Check each line of the listing below for the string "Output", and copy the ones that have it.

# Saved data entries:

....

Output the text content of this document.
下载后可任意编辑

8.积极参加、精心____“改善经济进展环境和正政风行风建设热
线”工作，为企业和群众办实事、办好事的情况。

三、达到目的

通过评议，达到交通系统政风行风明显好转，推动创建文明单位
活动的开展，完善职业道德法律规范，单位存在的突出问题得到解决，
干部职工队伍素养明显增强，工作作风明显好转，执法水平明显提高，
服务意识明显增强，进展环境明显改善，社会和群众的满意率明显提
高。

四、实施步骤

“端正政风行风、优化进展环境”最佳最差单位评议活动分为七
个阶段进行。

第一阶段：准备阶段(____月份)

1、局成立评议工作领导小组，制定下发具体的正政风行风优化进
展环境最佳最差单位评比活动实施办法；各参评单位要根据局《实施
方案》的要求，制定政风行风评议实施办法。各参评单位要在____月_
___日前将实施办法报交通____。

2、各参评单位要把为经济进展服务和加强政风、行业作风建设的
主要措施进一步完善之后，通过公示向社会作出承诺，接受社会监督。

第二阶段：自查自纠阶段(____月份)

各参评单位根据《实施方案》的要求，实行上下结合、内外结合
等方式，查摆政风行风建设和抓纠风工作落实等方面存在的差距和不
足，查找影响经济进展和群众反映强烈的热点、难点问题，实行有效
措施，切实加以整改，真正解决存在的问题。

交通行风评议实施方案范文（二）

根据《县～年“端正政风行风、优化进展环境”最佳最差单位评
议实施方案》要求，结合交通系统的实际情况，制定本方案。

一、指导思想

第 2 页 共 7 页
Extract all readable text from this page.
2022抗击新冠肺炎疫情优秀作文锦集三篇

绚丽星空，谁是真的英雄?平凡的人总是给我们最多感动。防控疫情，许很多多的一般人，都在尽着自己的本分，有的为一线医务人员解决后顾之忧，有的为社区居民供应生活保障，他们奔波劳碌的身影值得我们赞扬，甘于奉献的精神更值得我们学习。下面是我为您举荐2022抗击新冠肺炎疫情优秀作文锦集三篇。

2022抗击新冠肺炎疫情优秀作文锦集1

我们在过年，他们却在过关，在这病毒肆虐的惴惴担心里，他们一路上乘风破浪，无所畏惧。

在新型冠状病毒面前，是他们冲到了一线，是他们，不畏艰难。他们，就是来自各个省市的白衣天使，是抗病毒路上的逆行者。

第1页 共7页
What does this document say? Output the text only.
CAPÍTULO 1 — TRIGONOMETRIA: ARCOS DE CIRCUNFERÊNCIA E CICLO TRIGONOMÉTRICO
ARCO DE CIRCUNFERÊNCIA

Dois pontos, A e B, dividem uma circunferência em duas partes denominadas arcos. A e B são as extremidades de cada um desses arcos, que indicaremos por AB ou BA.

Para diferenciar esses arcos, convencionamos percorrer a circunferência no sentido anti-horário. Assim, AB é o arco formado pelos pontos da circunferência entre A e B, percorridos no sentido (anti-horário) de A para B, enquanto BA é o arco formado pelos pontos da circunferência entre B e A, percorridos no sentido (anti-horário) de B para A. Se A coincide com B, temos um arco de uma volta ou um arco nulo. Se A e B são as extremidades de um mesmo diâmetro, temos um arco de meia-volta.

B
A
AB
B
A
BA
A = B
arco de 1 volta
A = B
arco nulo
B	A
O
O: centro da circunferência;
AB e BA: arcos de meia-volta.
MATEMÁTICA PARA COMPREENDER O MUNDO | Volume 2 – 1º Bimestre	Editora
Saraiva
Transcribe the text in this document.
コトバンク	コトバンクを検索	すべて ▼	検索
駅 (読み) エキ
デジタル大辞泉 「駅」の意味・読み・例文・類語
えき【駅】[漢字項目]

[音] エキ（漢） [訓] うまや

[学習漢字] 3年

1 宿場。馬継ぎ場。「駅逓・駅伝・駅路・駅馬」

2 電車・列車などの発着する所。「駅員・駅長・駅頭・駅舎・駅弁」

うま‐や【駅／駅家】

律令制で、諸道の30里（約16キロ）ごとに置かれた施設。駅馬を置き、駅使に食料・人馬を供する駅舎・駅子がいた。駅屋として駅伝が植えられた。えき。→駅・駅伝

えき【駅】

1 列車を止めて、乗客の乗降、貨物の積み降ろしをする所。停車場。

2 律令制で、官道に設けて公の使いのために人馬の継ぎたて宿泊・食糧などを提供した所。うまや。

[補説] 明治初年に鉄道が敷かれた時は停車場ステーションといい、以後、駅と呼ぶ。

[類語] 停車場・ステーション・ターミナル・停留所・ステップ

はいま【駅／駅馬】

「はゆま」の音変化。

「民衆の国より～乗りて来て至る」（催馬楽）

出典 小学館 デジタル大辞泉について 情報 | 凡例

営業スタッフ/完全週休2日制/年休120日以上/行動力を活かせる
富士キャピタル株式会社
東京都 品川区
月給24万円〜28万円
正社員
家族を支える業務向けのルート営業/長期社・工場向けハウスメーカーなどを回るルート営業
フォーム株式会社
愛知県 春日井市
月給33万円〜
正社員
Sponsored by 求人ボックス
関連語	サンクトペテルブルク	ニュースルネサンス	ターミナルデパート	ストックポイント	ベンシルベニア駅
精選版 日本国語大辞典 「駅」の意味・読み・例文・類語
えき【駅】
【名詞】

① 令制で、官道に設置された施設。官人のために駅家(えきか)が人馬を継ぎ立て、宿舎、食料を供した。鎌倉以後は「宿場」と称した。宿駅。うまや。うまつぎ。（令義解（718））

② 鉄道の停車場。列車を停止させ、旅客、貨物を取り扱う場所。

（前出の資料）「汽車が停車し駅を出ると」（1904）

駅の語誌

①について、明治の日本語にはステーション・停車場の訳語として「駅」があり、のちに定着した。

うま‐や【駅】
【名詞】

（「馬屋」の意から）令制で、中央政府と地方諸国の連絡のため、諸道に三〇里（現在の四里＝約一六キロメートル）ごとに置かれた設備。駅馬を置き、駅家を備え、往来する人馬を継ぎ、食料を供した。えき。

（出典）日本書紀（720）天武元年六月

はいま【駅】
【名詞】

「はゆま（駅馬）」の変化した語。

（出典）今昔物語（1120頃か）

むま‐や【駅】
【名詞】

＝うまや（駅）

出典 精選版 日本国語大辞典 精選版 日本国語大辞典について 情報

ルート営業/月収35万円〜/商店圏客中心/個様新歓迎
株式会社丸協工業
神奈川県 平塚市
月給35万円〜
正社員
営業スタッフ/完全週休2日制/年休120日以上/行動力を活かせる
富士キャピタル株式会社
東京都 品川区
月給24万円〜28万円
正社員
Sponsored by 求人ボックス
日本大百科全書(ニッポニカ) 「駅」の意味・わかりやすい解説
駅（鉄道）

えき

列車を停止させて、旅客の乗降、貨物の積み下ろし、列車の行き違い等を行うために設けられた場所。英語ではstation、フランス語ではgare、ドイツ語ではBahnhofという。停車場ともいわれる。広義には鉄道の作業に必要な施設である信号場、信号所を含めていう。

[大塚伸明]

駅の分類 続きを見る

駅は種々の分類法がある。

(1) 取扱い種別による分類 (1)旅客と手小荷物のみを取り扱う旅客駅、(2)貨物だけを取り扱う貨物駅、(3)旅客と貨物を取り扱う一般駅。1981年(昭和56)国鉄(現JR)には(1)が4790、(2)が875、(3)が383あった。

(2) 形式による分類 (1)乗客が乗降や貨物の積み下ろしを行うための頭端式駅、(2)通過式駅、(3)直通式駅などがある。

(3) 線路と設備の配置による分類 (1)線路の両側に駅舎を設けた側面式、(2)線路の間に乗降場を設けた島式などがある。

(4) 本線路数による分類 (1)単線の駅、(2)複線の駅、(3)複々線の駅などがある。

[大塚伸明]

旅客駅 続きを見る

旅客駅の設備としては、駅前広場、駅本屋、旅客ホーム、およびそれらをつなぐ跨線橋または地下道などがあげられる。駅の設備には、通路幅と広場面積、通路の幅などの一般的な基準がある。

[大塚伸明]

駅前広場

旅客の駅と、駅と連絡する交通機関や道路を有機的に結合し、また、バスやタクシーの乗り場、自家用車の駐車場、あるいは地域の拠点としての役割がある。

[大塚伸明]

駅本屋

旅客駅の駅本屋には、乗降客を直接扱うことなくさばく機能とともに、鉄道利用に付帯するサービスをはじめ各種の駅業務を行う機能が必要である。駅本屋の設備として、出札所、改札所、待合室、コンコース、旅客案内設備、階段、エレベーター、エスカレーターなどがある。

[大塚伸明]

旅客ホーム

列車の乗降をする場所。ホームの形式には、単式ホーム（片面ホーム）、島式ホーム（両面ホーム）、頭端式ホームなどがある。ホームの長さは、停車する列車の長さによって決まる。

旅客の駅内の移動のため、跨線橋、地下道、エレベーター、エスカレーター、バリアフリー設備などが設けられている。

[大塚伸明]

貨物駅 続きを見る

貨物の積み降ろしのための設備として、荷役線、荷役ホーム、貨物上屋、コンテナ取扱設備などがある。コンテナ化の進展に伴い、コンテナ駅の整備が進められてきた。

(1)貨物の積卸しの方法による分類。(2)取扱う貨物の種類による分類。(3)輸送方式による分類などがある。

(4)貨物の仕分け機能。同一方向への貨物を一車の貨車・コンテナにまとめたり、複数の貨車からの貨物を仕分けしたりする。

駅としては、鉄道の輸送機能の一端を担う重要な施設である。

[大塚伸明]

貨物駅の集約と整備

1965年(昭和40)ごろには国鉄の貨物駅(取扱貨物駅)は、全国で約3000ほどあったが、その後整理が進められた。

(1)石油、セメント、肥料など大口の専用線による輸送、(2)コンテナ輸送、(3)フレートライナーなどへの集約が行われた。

....

# FINAL ANSWER:
Output the text content of this document.
What does this document say? Output the text only.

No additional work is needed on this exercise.